* Begin AVAILABLE DATA *
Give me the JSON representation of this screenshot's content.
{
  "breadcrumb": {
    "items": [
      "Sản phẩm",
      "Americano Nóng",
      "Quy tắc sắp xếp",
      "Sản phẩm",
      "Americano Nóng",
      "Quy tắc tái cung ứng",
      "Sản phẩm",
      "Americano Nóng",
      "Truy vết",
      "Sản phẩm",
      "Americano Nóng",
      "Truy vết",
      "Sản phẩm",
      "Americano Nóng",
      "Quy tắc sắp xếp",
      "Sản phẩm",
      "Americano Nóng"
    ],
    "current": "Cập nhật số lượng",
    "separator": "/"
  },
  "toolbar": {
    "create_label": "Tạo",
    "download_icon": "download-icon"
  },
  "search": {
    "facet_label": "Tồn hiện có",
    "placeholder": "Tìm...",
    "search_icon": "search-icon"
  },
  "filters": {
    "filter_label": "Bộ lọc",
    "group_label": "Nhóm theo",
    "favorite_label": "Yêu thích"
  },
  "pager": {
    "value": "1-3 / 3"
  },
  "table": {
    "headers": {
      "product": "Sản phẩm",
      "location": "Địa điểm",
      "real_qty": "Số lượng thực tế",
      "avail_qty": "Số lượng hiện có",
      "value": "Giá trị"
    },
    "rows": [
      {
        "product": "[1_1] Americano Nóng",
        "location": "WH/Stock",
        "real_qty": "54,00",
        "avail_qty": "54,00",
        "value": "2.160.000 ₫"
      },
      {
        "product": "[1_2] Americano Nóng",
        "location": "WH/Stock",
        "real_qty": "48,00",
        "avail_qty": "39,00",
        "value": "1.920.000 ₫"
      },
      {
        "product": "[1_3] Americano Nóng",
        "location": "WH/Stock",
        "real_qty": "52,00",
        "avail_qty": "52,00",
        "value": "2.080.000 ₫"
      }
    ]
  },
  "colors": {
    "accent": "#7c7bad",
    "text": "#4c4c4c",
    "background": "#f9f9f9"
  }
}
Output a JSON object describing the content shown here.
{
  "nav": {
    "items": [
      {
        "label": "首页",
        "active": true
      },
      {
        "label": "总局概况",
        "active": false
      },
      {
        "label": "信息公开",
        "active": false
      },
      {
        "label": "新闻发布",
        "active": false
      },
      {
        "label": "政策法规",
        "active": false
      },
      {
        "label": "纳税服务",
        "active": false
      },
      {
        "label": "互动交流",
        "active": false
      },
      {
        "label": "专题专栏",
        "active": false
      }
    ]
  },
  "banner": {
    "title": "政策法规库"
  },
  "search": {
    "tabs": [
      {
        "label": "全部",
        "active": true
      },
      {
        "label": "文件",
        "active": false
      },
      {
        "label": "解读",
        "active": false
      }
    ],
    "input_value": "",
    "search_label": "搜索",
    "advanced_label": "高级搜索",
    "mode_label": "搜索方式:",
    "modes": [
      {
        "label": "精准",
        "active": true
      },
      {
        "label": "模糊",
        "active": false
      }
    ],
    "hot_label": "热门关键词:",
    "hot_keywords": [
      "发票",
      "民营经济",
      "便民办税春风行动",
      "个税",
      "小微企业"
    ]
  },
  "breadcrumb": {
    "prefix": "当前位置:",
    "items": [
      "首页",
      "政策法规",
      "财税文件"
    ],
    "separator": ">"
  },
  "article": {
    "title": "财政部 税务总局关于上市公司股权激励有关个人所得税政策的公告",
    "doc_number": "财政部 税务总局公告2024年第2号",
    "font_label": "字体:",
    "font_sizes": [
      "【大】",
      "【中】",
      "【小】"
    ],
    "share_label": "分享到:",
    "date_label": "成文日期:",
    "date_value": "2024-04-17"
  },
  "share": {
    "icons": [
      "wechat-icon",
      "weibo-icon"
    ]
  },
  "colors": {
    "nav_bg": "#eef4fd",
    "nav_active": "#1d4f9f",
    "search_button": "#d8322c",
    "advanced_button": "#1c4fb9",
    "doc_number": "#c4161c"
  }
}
* End AVAILABLE DATA *
WHAT YOU ARE ASKED TO DO: Note how many lines in the material hold the word "hiện", and give that number with nothing added.

RESPONSE: 2